» What is expected
Below are entries to be transcribed exactly; exclude the pictures from the copy.

★ ★ ★ ★ ★ ★ ★

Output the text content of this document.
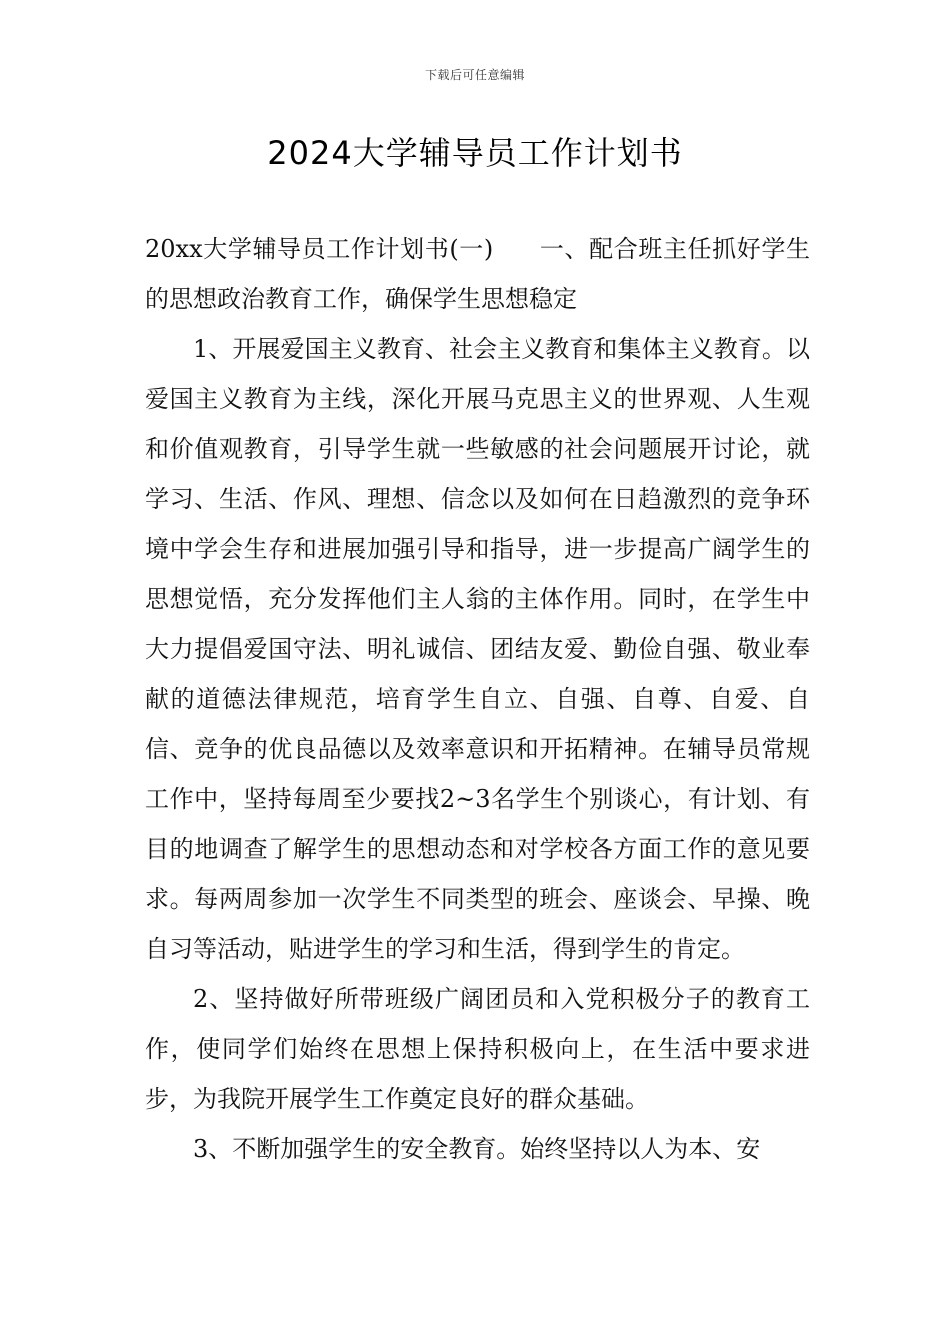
下载后可任意编辑
2024大学辅导员工作计划书

20xx大学辅导员工作计划书(一) 一、配合班主任抓好学生的思想政治教育工作，确保学生思想稳定

1、开展爱国主义教育、社会主义教育和集体主义教育。以爱国主义教育为主线，深化开展马克思主义的世界观、人生观和价值观教育，引导学生就一些敏感的社会问题展开讨论，就学习、生活、作风、理想、信念以及如何在日趋激烈的竞争环境中学会生存和进展加强引导和指导，进一步提高广阔学生的思想觉悟，充分发挥他们主人翁的主体作用。同时，在学生中大力提倡爱国守法、明礼诚信、团结友爱、勤俭自强、敬业奉献的道德法律规范，培育学生自立、自强、自尊、自爱、自信、竞争的优良品德以及效率意识和开拓精神。在辅导员常规工作中，坚持每周至少要找2~3名学生个别谈心，有计划、有目的地调查了解学生的思想动态和对学校各方面工作的意见要求。每两周参加一次学生不同类型的班会、座谈会、早操、晚自习等活动，贴进学生的学习和生活，得到学生的肯定。

2、坚持做好所带班级广阔团员和入党积极分子的教育工作，使同学们始终在思想上保持积极向上，在生活中要求进步，为我院开展学生工作奠定良好的群众基础。

3、不断加强学生的安全教育。始终坚持以人为本、安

★ ★ ★ ★ ★ ★ ★

» Response to this exercise
Output the text content of this document.
下载后可任意编辑
2024大学辅导员工作计划书

20xx大学辅导员工作计划书(一) 一、配合班主任抓好学生的思想政治教育工作，确保学生思想稳定

1、开展爱国主义教育、社会主义教育和集体主义教育。以爱国主义教育为主线，深化开展马克思主义的世界观、人生观和价值观教育，引导学生就一些敏感的社会问题展开讨论，就学习、生活、作风、理想、信念以及如何在日趋激烈的竞争环境中学会生存和进展加强引导和指导，进一步提高广阔学生的思想觉悟，充分发挥他们主人翁的主体作用。同时，在学生中大力提倡爱国守法、明礼诚信、团结友爱、勤俭自强、敬业奉献的道德法律规范，培育学生自立、自强、自尊、自爱、自信、竞争的优良品德以及效率意识和开拓精神。在辅导员常规工作中，坚持每周至少要找2~3名学生个别谈心，有计划、有目的地调查了解学生的思想动态和对学校各方面工作的意见要求。每两周参加一次学生不同类型的班会、座谈会、早操、晚自习等活动，贴进学生的学习和生活，得到学生的肯定。

2、坚持做好所带班级广阔团员和入党积极分子的教育工作，使同学们始终在思想上保持积极向上，在生活中要求进步，为我院开展学生工作奠定良好的群众基础。

3、不断加强学生的安全教育。始终坚持以人为本、安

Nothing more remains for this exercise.